What you will do :: Give every line from the entries that contains "order".

[[ Record extracts, beginning ]]

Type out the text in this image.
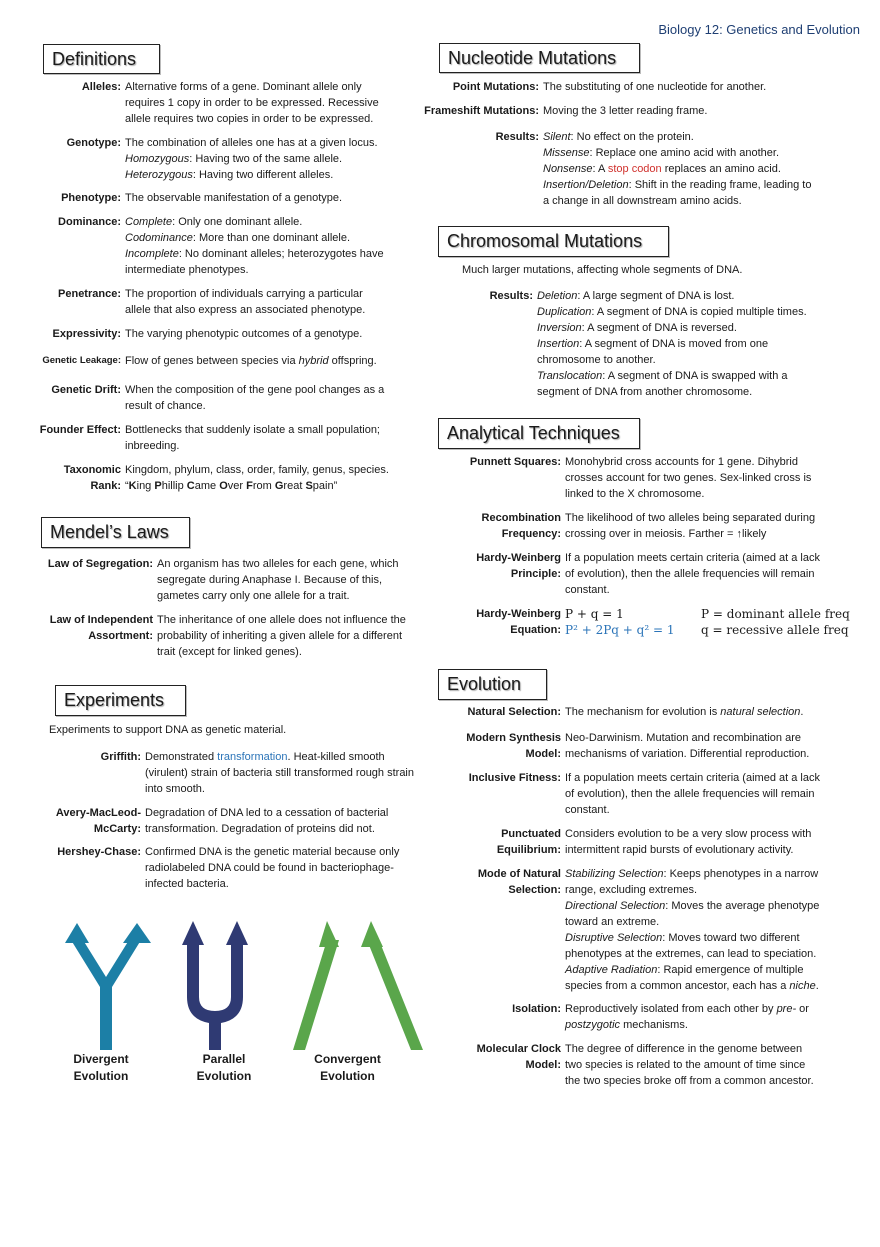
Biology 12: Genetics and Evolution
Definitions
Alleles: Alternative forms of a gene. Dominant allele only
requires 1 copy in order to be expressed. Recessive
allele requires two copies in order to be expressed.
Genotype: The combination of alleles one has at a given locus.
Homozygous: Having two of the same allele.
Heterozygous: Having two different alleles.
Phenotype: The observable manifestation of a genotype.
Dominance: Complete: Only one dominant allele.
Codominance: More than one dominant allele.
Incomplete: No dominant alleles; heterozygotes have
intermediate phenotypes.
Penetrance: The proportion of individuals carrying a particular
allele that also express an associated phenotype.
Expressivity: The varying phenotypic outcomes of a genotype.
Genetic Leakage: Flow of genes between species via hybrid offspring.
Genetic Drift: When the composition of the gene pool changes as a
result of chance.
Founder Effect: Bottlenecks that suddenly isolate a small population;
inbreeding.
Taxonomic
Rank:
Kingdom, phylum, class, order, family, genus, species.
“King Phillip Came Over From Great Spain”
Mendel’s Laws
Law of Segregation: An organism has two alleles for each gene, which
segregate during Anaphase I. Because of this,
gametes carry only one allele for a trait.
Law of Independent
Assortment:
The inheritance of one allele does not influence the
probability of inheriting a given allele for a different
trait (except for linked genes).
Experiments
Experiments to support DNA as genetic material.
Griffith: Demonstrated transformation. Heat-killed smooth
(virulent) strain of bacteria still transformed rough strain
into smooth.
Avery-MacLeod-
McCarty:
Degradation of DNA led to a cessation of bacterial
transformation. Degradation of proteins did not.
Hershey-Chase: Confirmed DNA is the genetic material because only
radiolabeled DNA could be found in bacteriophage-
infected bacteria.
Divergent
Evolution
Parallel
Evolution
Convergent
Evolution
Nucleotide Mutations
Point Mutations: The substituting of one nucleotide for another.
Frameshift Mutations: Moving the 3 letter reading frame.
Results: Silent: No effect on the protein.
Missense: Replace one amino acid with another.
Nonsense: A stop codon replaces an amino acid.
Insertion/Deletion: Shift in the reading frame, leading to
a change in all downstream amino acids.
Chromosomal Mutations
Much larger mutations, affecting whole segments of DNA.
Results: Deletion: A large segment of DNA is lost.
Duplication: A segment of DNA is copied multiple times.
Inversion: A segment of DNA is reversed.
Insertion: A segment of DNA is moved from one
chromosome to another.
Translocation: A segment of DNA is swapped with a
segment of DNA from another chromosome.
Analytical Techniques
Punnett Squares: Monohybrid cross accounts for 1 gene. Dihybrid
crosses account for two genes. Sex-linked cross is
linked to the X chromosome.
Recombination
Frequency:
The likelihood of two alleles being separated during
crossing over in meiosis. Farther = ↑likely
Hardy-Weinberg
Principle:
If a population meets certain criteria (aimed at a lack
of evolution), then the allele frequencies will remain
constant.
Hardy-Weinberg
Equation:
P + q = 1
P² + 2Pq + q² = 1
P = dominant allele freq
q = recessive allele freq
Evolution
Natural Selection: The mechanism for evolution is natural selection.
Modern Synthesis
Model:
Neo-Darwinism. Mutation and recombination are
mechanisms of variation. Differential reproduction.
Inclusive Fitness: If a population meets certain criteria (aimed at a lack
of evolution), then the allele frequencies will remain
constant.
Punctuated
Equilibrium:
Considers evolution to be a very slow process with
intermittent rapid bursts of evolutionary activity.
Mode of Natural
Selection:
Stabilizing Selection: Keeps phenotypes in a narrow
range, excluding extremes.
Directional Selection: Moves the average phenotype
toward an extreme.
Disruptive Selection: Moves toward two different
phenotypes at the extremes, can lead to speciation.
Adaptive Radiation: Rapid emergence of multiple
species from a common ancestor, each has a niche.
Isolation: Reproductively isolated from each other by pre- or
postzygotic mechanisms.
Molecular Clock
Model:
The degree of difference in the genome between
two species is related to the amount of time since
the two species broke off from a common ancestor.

[[ Record extracts, end ]]

Completed exercise ::
requires 1 copy in order to be expressed. Recessive
allele requires two copies in order to be expressed.
Kingdom, phylum, class, order, family, genus, species.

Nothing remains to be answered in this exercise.